Input material.
========================
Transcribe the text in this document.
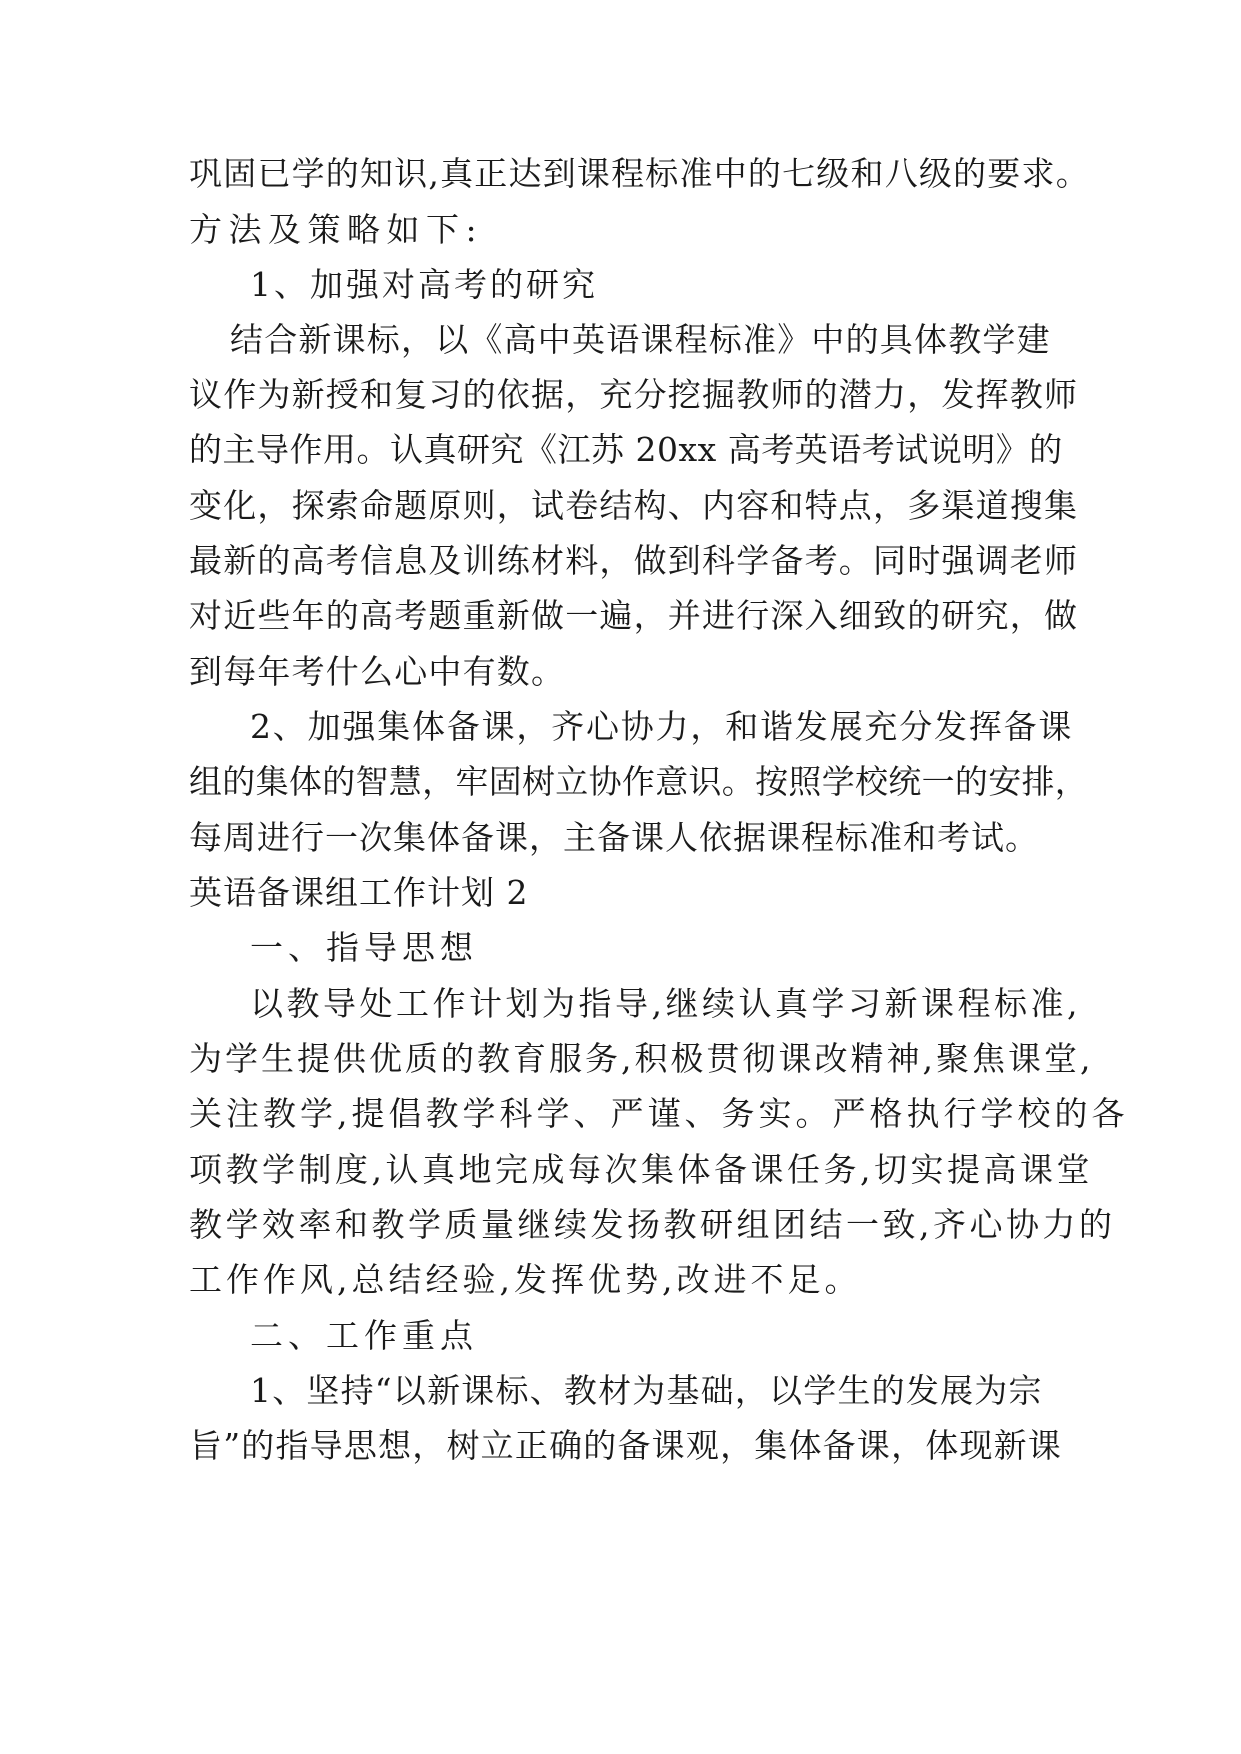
巩固已学的知识,真正达到课程标准中的七级和八级的要求。

方法及策略如下:

1、加强对高考的研究

结合新课标，以《高中英语课程标准》中的具体教学建

议作为新授和复习的依据，充分挖掘教师的潜力，发挥教师

的主导作用。认真研究《江苏 20xx 高考英语考试说明》的

变化，探索命题原则，试卷结构、内容和特点，多渠道搜集

最新的高考信息及训练材料，做到科学备考。同时强调老师

对近些年的高考题重新做一遍，并进行深入细致的研究，做

到每年考什么心中有数。

2、加强集体备课，齐心协力，和谐发展充分发挥备课

组的集体的智慧，牢固树立协作意识。按照学校统一的安排，

每周进行一次集体备课，主备课人依据课程标准和考试。

英语备课组工作计划 2

一、指导思想

以教导处工作计划为指导,继续认真学习新课程标准,

为学生提供优质的教育服务,积极贯彻课改精神,聚焦课堂,

关注教学,提倡教学科学、严谨、务实。严格执行学校的各

项教学制度,认真地完成每次集体备课任务,切实提高课堂

教学效率和教学质量继续发扬教研组团结一致,齐心协力的

工作作风,总结经验,发挥优势,改进不足。

二、工作重点

1、坚持“以新课标、教材为基础，以学生的发展为宗

旨”的指导思想，树立正确的备课观，集体备课，体现新课
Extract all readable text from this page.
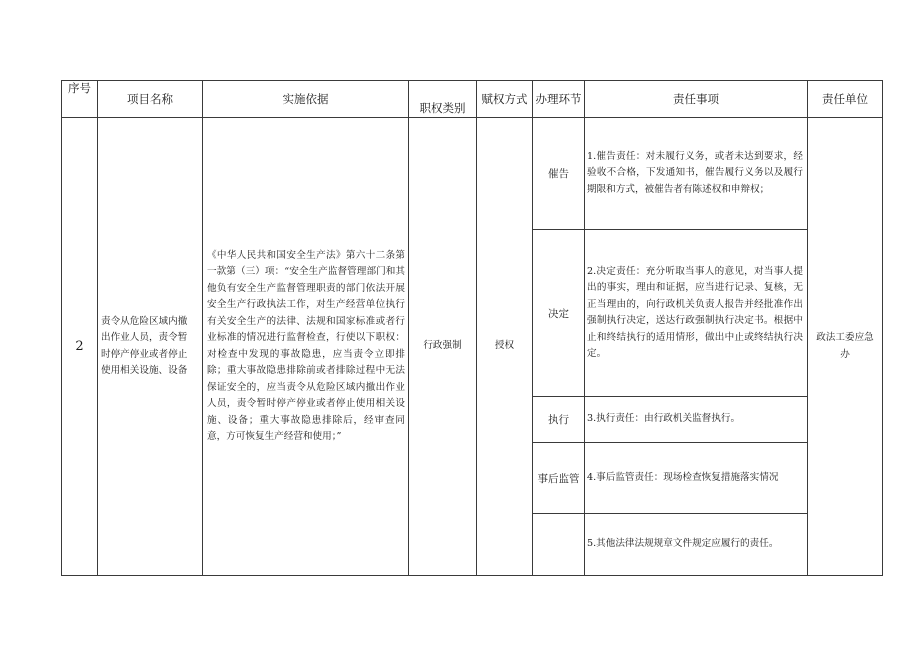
序号	项目名称	实施依据	职权类别	赋权方式	办理环节	责任事项	责任单位
2	责令从危险区域内撤出作业人员，责令暂时停产停业或者停止使用相关设施、设备	《中华人民共和国安全生产法》第六十二条第一款第（三）项：“安全生产监督管理部门和其他负有安全生产监督管理职责的部门依法开展安全生产行政执法工作，对生产经营单位执行有关安全生产的法律、法规和国家标准或者行业标准的情况进行监督检查，行使以下职权：对检查中发现的事故隐患，应当责令立即排除；重大事故隐患排除前或者排除过程中无法保证安全的，应当责令从危险区域内撤出作业人员，责令暂时停产停业或者停止使用相关设施、设备；重大事故隐患排除后，经审查同意，方可恢复生产经营和使用；”	行政强制	授权	催告	1.催告责任：对未履行义务，或者未达到要求，经验收不合格，下发通知书，催告履行义务以及履行期限和方式，被催告者有陈述权和申辩权；	政法工委应急办
					决定	2.决定责任：充分听取当事人的意见，对当事人提出的事实，理由和证据，应当进行记录、复核，无正当理由的，向行政机关负责人报告并经批准作出强制执行决定，送达行政强制执行决定书。根据中止和终结执行的适用情形，做出中止或终结执行决定。	
					执行	3.执行责任：由行政机关监督执行。	
					事后监管	4.事后监管责任：现场检查恢复措施落实情况	
						5.其他法律法规规章文件规定应履行的责任。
========================
Task directions. Copy everything in the records above except the pictures, exactly as written.

In response.
Transcribe the text in this document.
巩固已学的知识,真正达到课程标准中的七级和八级的要求。

方法及策略如下:

1、加强对高考的研究

结合新课标，以《高中英语课程标准》中的具体教学建

议作为新授和复习的依据，充分挖掘教师的潜力，发挥教师

的主导作用。认真研究《江苏 20xx 高考英语考试说明》的

变化，探索命题原则，试卷结构、内容和特点，多渠道搜集

最新的高考信息及训练材料，做到科学备考。同时强调老师

对近些年的高考题重新做一遍，并进行深入细致的研究，做

到每年考什么心中有数。

2、加强集体备课，齐心协力，和谐发展充分发挥备课

组的集体的智慧，牢固树立协作意识。按照学校统一的安排，

每周进行一次集体备课，主备课人依据课程标准和考试。

英语备课组工作计划 2

一、指导思想

以教导处工作计划为指导,继续认真学习新课程标准,

为学生提供优质的教育服务,积极贯彻课改精神,聚焦课堂,

关注教学,提倡教学科学、严谨、务实。严格执行学校的各

项教学制度,认真地完成每次集体备课任务,切实提高课堂

教学效率和教学质量继续发扬教研组团结一致,齐心协力的

工作作风,总结经验,发挥优势,改进不足。

二、工作重点

1、坚持“以新课标、教材为基础，以学生的发展为宗

旨”的指导思想，树立正确的备课观，集体备课，体现新课
Extract all readable text from this page.
序号	项目名称	实施依据	职权类别	赋权方式	办理环节	责任事项	责任单位
2	责令从危险区域内撤出作业人员，责令暂时停产停业或者停止使用相关设施、设备	《中华人民共和国安全生产法》第六十二条第一款第（三）项：“安全生产监督管理部门和其他负有安全生产监督管理职责的部门依法开展安全生产行政执法工作，对生产经营单位执行有关安全生产的法律、法规和国家标准或者行业标准的情况进行监督检查，行使以下职权：对检查中发现的事故隐患，应当责令立即排除；重大事故隐患排除前或者排除过程中无法保证安全的，应当责令从危险区域内撤出作业人员，责令暂时停产停业或者停止使用相关设施、设备；重大事故隐患排除后，经审查同意，方可恢复生产经营和使用；”	行政强制	授权	催告	1.催告责任：对未履行义务，或者未达到要求，经验收不合格，下发通知书，催告履行义务以及履行期限和方式，被催告者有陈述权和申辩权；	政法工委应急办
					决定	2.决定责任：充分听取当事人的意见，对当事人提出的事实，理由和证据，应当进行记录、复核，无正当理由的，向行政机关负责人报告并经批准作出强制执行决定，送达行政强制执行决定书。根据中止和终结执行的适用情形，做出中止或终结执行决定。	
					执行	3.执行责任：由行政机关监督执行。	
					事后监管	4.事后监管责任：现场检查恢复措施落实情况	
						5.其他法律法规规章文件规定应履行的责任。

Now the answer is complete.